**What is required:** Find out how many lines of the material contain the string "超声引导下坐骨神经阻滞" and give only that figure.

Collected data entries

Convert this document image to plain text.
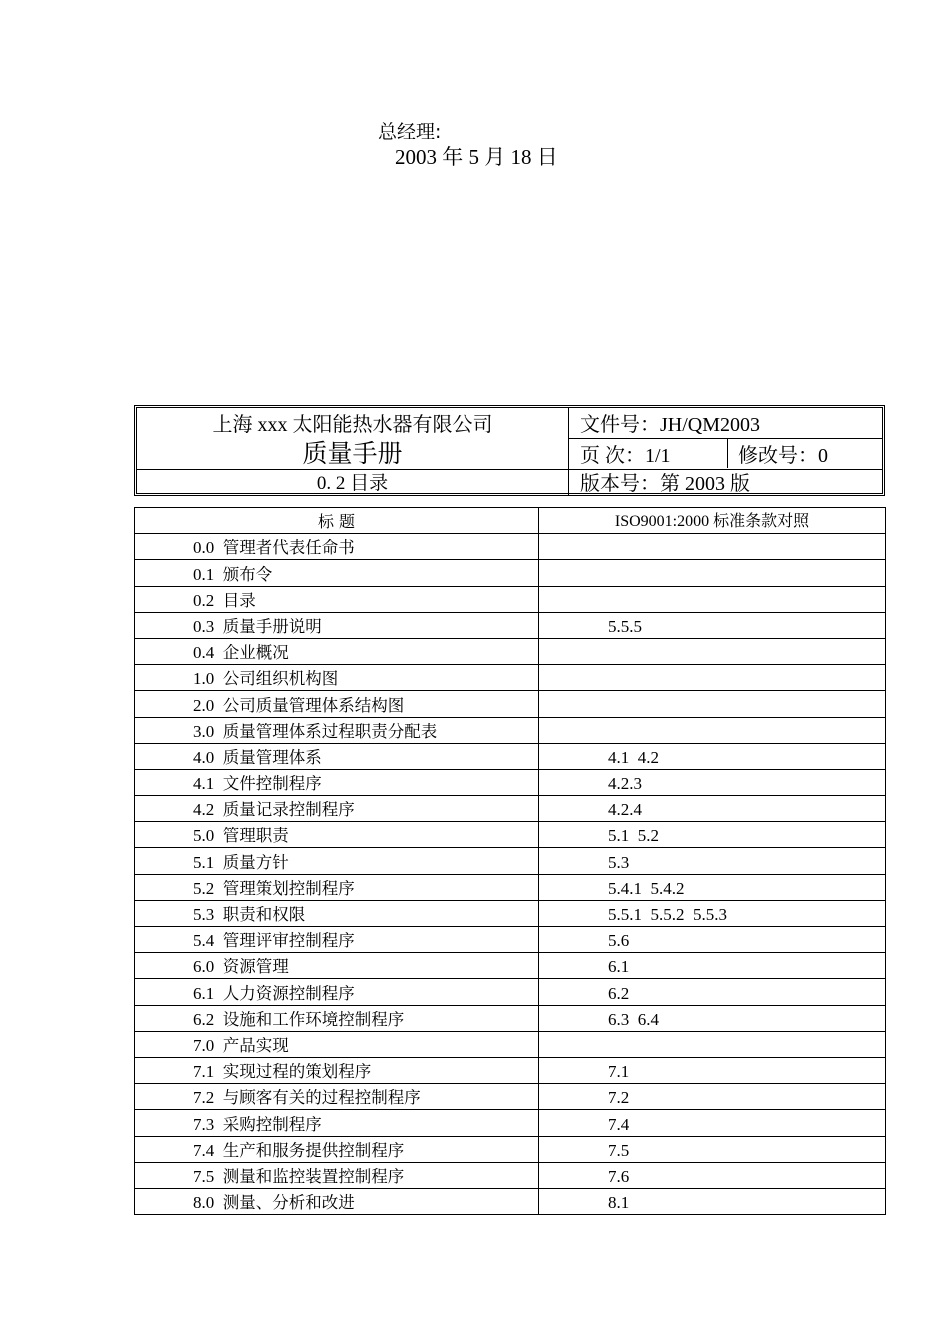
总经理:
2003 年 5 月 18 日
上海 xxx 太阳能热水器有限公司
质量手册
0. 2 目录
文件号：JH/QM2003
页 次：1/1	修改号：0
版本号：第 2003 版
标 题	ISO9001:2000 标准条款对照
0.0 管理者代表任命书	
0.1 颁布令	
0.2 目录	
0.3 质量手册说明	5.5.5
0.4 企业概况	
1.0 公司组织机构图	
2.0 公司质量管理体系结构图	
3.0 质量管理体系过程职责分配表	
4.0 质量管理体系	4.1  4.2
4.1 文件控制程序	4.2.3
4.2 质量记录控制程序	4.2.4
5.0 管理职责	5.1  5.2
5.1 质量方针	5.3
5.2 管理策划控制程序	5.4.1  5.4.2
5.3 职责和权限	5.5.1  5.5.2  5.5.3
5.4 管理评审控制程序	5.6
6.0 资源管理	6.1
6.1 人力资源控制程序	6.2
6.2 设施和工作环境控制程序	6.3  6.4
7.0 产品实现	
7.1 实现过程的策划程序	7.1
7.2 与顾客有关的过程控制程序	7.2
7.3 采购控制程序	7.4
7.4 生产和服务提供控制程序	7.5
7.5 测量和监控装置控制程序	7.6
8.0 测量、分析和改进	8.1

...

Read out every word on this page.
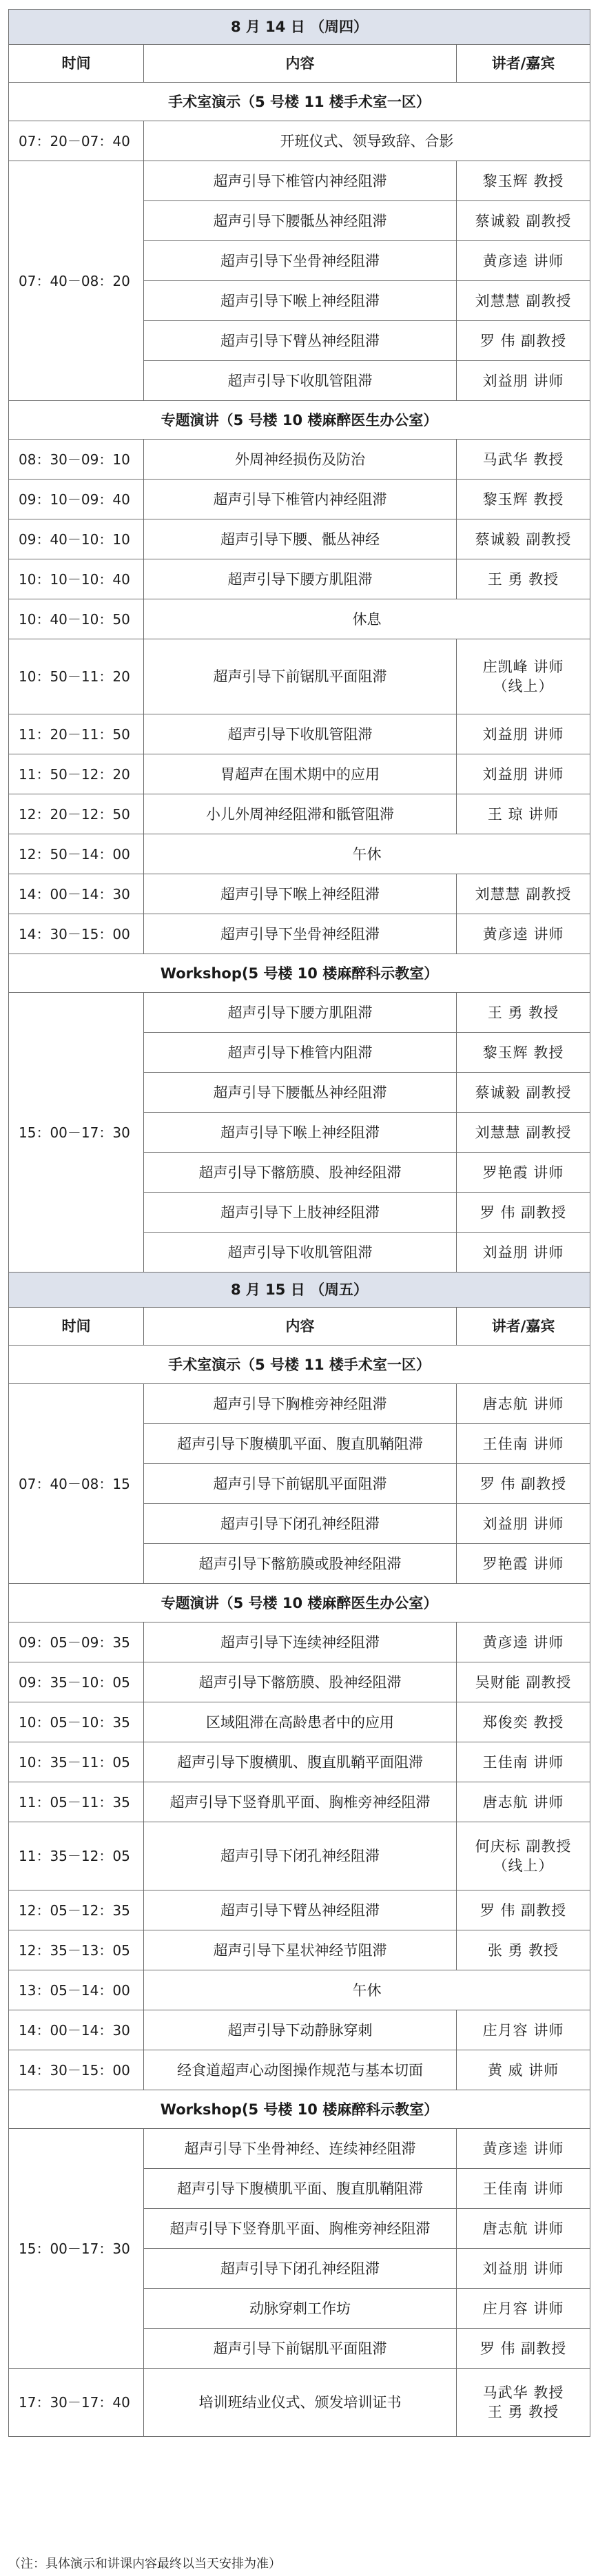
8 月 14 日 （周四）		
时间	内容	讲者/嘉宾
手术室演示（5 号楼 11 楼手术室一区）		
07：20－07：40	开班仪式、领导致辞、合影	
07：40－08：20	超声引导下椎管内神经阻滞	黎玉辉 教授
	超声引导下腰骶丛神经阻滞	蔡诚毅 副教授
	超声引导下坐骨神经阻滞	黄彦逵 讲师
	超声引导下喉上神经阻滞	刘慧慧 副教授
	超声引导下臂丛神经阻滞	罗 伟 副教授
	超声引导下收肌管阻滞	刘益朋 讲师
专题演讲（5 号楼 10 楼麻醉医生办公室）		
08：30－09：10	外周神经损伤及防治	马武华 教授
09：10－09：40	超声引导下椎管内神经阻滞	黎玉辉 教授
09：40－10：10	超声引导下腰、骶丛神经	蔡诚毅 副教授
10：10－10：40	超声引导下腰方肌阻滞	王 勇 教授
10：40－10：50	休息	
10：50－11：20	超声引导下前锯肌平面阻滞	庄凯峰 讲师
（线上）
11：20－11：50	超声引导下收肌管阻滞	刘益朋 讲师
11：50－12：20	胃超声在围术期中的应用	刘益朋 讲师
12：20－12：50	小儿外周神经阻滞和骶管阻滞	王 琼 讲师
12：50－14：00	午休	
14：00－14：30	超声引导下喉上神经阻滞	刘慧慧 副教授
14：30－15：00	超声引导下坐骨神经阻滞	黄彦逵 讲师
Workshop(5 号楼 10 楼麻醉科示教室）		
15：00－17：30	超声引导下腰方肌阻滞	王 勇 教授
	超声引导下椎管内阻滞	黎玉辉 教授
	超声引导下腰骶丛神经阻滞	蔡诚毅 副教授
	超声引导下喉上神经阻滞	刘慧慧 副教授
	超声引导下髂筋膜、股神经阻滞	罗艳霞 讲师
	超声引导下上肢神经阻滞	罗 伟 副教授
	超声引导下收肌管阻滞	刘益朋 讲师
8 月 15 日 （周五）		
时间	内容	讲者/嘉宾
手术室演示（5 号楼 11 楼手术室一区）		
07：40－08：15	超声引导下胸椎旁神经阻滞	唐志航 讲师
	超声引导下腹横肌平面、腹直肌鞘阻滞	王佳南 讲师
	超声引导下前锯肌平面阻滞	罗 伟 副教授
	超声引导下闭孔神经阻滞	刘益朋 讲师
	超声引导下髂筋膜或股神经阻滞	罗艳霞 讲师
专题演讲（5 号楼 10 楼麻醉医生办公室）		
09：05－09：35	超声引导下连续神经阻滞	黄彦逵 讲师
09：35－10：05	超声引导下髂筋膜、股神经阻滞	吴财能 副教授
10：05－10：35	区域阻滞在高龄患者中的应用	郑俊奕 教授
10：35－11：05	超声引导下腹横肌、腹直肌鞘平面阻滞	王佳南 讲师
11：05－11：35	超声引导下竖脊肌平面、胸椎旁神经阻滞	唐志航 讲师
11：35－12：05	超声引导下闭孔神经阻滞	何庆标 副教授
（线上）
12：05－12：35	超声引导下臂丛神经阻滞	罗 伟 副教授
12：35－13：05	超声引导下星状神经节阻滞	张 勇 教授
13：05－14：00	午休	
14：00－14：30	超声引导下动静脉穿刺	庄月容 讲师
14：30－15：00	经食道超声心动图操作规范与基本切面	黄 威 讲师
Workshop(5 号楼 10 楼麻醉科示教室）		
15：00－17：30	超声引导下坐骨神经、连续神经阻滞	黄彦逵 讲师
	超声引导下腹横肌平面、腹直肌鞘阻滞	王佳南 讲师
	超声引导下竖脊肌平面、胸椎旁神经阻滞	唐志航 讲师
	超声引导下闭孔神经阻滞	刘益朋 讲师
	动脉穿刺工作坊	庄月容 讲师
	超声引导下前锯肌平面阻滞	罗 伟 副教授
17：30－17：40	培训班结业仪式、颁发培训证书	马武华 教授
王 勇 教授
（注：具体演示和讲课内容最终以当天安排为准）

**Task output:** 2